Provided text »
━━━━━━━━━━━━━━━━
It all starts with a simple question of cost. DeepSeek has shown that competitive AI models can be built at significantly lower expenses. This directly threatens the investment thesis that only hyper-scale companies with huge budgets can play this game. If models become cheaper, the entire AI supply chain must rethink its revenue expectations.
For chip manufacturers, this means potential pressure. Nvidia, AMD, and Broadcom may face questions: do we really need the most expensive accelerators? If DeepSeek uses Blackwell more efficiently than expected, it could slow demand for premium hardware and delay procurement timelines. However, there's a nuance: switching from H100 to Blackwell might support short-term demand, but margins could be squeezed.
What’s truly interesting: if training and inference become cheaper, capital expenditures might shift from GPUs to software, orchestration, and scaling. Microsoft, Alphabet, and Meta could benefit while chipmakers reassess their valuations. This isn’t a disaster for hardware but rather a shift from a “more chips” model to a “smarter use of chips” approach.
What to watch next: the capital expenditure guide for AI in 2026-2027 will be key. The ratio between Blackwell and older H100/H200 will show how serious hyper-scale companies are about optimization. Plus, regulatory dynamics: if export controls tighten, it could change the entire demand landscape for American chips.
For now, this looks like a correction, not a crash. The market is rethinking but not rejecting AI. The question is which companies will win in this new cost model.
━━━━━━━━━━━━━━━━
Raw data »
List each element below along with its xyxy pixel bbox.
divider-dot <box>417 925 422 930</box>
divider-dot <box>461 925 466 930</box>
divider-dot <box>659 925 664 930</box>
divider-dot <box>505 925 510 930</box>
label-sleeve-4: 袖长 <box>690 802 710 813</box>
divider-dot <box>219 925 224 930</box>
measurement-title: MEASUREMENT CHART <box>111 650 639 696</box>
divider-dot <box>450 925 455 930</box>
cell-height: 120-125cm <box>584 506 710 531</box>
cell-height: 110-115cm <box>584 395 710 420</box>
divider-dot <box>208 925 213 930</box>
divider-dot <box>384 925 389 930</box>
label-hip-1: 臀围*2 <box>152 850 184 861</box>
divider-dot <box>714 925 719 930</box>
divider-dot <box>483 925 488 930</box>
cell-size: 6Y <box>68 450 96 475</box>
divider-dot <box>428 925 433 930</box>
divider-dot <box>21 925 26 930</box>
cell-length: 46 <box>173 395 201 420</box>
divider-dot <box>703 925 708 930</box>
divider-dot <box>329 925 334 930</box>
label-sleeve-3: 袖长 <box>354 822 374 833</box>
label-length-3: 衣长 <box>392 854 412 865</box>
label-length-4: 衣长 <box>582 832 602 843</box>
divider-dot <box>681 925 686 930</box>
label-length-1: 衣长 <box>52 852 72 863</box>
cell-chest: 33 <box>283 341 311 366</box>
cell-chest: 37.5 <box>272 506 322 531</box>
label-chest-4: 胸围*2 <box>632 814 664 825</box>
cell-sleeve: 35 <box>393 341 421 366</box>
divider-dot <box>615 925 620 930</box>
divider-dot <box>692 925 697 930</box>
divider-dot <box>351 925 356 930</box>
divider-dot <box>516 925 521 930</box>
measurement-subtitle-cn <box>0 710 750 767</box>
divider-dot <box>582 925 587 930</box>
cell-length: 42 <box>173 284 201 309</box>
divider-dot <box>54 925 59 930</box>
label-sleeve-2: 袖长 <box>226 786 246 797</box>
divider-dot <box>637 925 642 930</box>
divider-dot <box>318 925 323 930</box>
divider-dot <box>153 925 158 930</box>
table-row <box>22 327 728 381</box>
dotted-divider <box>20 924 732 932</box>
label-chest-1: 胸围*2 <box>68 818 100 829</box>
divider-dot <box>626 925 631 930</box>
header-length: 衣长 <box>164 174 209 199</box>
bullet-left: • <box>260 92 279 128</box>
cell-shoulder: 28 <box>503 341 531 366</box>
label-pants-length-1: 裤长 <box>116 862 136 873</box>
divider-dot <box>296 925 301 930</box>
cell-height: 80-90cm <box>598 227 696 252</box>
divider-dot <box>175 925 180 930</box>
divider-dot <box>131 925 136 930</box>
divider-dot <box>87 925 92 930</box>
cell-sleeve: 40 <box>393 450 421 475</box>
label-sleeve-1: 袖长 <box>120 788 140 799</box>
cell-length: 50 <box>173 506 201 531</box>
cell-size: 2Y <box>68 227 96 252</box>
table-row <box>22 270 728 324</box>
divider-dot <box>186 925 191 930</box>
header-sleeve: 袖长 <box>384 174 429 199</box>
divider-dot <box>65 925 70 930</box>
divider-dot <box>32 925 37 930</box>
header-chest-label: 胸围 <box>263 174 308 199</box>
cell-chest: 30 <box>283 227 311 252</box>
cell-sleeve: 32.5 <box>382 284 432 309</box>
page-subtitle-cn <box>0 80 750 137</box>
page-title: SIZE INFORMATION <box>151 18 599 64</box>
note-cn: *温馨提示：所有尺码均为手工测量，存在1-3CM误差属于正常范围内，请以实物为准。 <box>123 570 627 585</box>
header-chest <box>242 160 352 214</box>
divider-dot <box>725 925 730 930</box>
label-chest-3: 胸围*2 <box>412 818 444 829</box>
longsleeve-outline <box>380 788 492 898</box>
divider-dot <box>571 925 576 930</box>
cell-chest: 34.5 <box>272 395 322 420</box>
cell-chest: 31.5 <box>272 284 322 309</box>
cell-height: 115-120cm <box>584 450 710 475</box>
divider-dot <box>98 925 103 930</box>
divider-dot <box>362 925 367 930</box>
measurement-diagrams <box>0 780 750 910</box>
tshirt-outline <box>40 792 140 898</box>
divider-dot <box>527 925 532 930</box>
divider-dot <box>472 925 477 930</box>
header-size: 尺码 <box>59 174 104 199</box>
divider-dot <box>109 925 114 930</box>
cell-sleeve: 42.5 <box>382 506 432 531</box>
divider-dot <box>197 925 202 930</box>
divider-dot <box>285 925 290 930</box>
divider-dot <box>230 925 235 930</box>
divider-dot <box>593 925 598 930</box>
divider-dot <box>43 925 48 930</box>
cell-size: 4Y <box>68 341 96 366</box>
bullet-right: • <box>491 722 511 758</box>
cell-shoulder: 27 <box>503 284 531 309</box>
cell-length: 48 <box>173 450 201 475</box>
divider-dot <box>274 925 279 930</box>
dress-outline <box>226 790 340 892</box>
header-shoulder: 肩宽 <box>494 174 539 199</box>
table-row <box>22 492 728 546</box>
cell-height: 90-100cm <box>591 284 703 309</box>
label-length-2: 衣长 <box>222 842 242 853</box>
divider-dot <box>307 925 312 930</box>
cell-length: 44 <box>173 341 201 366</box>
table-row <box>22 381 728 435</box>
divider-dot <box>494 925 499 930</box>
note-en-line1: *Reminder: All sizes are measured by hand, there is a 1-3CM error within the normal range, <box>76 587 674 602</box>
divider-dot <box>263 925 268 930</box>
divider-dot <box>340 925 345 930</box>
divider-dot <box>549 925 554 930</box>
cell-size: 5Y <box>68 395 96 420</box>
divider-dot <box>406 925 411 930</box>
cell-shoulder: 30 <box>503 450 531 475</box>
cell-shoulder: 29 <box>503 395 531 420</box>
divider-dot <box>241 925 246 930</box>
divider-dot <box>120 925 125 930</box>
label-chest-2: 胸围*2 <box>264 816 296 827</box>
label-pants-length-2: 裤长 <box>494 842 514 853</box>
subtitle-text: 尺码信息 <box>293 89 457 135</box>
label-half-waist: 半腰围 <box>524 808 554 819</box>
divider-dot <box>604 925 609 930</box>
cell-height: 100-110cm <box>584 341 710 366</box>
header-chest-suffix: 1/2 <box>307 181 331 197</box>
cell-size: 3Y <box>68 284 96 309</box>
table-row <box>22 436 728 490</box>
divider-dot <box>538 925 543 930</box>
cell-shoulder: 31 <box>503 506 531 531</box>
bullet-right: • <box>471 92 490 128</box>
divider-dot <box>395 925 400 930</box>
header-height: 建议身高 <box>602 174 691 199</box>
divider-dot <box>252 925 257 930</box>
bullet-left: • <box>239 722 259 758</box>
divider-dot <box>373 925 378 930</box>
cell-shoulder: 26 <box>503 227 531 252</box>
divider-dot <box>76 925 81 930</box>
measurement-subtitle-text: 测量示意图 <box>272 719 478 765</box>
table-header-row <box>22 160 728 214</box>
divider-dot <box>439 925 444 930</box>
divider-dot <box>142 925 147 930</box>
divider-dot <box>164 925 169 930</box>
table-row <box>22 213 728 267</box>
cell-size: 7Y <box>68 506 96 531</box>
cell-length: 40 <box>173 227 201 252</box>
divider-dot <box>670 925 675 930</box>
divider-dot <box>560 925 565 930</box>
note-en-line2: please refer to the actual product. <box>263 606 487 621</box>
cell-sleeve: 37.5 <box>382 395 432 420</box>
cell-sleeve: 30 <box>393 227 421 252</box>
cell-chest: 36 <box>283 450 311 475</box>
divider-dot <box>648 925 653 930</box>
━━━━━━━━━━━━━━━━
Task details » In the text on AI costs and chipmakers, rewrite the section between "For now, this" and "new cost model.", inclusive, with "correction" changed to "pullback".

Result below »
For now, this looks like a pullback, not a crash. The market is rethinking but not rejecting AI. The question is which companies will win in this new cost model.